# GIVEN EXERCISE
Review the listing and copy each line that holds the word "Incoming".

== DATA PROVIDED ==

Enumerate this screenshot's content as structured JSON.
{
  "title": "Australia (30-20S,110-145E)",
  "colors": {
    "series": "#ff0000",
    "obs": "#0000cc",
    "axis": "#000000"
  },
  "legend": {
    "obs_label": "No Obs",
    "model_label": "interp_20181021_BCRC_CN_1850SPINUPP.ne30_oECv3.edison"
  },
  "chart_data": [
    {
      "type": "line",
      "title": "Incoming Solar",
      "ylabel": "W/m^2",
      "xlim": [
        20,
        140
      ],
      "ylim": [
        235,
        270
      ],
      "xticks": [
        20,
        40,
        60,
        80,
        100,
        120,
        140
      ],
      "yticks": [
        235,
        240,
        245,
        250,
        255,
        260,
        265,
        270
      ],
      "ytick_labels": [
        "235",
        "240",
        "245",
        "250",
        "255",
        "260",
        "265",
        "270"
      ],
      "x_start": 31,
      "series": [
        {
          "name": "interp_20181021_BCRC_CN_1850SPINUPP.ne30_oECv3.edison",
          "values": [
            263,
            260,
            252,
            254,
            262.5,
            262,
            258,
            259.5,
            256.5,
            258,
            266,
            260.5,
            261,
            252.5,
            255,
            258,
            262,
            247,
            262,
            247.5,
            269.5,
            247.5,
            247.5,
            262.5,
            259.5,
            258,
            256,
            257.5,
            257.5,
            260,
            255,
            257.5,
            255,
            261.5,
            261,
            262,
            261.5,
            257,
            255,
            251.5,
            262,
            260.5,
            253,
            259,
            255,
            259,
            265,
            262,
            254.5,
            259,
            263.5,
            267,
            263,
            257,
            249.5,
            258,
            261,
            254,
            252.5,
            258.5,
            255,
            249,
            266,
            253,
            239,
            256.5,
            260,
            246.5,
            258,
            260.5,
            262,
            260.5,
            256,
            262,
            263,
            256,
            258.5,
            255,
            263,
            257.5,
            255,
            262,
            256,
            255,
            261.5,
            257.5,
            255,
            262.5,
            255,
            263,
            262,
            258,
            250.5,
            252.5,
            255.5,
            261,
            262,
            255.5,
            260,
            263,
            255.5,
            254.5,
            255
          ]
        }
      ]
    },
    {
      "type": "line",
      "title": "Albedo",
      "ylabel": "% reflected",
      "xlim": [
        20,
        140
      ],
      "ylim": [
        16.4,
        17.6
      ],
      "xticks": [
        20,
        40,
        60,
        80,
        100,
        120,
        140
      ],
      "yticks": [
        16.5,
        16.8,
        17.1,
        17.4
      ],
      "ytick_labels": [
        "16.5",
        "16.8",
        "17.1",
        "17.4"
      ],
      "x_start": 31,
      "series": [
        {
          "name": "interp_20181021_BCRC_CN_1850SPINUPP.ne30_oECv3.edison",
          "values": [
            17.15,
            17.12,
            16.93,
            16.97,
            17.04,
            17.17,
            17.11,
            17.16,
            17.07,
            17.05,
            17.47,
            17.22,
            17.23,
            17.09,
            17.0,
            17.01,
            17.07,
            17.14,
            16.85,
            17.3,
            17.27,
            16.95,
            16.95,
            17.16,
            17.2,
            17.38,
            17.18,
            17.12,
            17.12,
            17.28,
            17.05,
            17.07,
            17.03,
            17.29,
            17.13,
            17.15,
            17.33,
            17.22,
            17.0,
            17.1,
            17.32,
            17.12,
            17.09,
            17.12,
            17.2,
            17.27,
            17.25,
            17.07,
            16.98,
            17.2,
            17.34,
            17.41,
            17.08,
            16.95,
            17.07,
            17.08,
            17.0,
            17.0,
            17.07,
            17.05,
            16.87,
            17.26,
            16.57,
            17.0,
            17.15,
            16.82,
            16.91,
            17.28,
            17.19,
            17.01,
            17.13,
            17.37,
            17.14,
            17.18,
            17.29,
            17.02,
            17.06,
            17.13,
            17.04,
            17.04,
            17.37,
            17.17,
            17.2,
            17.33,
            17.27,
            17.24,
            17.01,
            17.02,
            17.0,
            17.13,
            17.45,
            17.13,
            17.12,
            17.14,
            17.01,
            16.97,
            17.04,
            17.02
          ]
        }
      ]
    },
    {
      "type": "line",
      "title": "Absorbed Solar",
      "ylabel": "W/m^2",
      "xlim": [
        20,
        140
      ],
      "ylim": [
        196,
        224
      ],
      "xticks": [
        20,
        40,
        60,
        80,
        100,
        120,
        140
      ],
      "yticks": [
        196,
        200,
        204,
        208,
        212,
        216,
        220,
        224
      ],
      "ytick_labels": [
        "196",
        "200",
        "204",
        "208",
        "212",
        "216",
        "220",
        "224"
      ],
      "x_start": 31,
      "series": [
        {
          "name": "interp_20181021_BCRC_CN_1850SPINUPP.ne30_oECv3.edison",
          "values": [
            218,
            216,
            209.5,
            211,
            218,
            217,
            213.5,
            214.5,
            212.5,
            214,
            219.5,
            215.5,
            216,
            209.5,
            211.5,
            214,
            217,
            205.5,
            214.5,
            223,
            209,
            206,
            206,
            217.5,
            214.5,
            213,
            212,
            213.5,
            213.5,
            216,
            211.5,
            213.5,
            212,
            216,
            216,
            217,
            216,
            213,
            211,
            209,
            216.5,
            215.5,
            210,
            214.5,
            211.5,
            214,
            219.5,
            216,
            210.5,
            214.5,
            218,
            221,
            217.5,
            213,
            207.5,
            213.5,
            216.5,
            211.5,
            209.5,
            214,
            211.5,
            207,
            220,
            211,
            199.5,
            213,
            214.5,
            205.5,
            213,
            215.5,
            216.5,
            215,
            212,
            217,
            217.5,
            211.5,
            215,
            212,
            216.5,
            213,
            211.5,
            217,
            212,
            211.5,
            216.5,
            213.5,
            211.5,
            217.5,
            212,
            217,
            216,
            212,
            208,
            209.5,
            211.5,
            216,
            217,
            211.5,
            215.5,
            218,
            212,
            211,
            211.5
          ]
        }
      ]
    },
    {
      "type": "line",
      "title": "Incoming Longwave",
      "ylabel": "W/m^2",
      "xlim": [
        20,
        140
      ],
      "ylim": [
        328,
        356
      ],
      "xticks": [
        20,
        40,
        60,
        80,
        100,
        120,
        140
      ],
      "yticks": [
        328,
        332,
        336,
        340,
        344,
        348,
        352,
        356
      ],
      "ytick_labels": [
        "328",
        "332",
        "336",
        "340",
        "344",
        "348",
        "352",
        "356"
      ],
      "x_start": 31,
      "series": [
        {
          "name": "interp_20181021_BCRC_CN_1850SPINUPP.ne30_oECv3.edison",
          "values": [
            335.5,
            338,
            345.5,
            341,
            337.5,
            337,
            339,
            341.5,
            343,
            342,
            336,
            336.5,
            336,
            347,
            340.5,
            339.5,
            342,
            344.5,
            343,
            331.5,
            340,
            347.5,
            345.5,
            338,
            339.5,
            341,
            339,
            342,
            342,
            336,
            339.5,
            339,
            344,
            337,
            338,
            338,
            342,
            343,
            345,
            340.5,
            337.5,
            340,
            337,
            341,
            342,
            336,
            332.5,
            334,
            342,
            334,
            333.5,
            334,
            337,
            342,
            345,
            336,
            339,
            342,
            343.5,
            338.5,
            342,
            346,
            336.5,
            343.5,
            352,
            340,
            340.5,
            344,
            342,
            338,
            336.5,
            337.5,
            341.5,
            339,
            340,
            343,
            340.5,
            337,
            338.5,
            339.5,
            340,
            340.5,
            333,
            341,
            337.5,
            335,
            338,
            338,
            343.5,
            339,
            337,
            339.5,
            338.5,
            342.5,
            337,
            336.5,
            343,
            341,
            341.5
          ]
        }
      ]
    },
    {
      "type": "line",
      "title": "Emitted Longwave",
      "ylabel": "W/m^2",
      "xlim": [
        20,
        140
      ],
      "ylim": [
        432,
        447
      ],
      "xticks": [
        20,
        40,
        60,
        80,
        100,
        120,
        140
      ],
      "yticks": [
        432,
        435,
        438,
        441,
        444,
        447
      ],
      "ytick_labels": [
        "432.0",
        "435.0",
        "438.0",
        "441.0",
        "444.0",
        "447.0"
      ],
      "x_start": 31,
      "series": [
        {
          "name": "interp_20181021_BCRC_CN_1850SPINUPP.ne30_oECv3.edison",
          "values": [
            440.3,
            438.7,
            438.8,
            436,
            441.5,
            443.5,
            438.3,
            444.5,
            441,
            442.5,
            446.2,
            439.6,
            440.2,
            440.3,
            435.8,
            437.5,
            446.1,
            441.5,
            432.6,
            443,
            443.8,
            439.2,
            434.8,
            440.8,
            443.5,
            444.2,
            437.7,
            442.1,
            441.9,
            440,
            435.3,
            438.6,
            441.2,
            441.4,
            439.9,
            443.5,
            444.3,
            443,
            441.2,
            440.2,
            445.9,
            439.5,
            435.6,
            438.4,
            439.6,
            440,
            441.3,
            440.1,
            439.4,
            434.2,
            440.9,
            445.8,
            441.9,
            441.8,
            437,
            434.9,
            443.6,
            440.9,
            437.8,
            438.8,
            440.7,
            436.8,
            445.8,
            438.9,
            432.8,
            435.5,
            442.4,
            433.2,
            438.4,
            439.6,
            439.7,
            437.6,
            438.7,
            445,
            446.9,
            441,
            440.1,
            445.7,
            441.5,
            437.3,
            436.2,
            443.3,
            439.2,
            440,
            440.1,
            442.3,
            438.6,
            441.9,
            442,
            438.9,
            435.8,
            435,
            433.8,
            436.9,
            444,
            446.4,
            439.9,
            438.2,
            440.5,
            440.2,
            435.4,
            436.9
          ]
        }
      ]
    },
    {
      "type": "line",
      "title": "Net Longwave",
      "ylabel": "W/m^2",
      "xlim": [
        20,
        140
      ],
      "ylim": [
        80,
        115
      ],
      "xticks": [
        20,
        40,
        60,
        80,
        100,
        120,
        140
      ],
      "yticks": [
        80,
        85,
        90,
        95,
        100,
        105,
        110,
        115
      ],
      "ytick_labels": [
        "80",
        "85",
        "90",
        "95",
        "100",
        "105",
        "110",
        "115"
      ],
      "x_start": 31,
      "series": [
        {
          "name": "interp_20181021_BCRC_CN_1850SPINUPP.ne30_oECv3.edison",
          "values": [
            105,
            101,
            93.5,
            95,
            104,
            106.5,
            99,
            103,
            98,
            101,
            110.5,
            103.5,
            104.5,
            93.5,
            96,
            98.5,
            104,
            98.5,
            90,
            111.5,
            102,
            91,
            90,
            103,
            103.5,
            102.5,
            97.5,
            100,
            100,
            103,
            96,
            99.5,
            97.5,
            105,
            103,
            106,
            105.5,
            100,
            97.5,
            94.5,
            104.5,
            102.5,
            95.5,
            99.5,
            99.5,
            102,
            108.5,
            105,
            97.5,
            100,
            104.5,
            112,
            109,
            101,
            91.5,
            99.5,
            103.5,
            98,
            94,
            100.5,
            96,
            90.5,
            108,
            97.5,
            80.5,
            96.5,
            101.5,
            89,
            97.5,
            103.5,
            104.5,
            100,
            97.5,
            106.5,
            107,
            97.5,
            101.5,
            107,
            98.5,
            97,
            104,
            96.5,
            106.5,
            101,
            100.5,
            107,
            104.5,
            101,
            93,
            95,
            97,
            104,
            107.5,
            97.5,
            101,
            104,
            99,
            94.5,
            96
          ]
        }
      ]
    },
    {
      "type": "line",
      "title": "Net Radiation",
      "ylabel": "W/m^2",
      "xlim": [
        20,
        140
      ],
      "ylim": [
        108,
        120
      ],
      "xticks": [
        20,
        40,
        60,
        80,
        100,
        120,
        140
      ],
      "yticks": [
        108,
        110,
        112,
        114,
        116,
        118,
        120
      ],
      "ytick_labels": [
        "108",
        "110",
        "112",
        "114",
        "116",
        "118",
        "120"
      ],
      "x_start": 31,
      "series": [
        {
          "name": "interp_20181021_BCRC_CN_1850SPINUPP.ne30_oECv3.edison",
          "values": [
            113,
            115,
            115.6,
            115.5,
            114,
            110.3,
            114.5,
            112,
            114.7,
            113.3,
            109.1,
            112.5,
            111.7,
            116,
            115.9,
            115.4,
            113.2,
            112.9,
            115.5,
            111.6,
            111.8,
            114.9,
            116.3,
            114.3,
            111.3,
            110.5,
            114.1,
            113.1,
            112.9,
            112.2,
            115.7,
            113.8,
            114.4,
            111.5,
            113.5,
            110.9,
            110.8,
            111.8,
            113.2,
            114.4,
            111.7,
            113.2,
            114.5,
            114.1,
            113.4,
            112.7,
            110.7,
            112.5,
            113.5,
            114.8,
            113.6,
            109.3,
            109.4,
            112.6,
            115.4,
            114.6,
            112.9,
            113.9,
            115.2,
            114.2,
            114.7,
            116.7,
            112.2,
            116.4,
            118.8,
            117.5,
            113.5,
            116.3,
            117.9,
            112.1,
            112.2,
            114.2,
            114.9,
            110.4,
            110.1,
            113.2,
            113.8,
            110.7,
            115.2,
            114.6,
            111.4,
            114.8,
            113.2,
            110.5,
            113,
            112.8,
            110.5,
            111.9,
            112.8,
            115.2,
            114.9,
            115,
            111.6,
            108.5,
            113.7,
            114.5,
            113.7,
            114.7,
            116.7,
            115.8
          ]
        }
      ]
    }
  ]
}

===

# TASK SOLUTION
      "title": "Incoming Solar",
      "title": "Incoming Longwave",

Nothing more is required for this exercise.